## Begin
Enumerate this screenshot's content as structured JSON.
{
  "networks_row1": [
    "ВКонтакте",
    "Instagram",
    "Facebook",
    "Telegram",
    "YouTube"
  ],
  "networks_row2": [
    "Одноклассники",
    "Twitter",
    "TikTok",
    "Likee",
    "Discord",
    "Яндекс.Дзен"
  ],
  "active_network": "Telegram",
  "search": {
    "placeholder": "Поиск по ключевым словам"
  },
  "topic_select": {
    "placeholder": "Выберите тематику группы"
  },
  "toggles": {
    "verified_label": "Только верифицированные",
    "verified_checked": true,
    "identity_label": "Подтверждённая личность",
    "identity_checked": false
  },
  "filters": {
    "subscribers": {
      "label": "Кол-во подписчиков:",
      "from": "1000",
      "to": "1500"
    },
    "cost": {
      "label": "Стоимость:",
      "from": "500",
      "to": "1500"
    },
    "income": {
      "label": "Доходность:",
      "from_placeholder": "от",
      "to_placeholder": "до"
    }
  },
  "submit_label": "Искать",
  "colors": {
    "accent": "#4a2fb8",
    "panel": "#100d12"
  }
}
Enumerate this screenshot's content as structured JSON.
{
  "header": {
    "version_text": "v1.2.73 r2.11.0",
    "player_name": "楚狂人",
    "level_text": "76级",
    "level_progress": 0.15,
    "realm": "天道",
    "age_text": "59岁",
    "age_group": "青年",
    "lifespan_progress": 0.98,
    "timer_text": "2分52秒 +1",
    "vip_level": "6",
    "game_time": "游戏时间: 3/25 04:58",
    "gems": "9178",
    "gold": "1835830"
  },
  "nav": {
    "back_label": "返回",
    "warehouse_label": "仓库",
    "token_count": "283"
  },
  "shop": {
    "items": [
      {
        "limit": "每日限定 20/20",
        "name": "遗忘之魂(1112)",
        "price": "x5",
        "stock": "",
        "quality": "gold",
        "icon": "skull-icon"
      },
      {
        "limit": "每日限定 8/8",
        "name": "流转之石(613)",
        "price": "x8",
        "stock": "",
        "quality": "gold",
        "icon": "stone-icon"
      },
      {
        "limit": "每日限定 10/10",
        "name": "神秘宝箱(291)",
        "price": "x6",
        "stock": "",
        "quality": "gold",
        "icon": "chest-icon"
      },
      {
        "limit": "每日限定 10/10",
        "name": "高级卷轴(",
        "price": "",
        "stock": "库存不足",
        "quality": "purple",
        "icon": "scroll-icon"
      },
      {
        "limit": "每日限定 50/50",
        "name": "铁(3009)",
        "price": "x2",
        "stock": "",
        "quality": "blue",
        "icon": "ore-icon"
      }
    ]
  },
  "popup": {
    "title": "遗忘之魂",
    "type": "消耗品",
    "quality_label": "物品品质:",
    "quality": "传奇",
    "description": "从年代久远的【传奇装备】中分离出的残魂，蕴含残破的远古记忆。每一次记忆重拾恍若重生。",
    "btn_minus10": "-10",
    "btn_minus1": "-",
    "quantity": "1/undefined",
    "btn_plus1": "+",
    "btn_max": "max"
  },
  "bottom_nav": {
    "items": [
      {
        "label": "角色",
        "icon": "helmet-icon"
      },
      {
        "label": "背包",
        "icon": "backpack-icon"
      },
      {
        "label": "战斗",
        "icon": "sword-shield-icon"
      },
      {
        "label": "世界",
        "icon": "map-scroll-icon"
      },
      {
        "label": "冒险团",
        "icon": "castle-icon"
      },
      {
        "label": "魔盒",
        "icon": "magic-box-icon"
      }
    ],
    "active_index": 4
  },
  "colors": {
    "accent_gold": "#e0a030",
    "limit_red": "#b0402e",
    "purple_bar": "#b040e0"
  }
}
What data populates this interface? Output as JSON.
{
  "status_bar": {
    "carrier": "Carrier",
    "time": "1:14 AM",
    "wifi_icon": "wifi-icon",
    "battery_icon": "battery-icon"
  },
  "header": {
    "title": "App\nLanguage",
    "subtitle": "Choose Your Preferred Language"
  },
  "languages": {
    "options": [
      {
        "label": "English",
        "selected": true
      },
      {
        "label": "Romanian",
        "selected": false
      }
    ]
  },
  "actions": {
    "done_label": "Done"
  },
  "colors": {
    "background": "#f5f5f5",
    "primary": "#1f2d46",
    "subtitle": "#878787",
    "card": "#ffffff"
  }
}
## End
- **What to produce**: Collect from the data above every line that includes "true".

- **Answer to the problem**:
    "verified_checked": true,
        "selected": true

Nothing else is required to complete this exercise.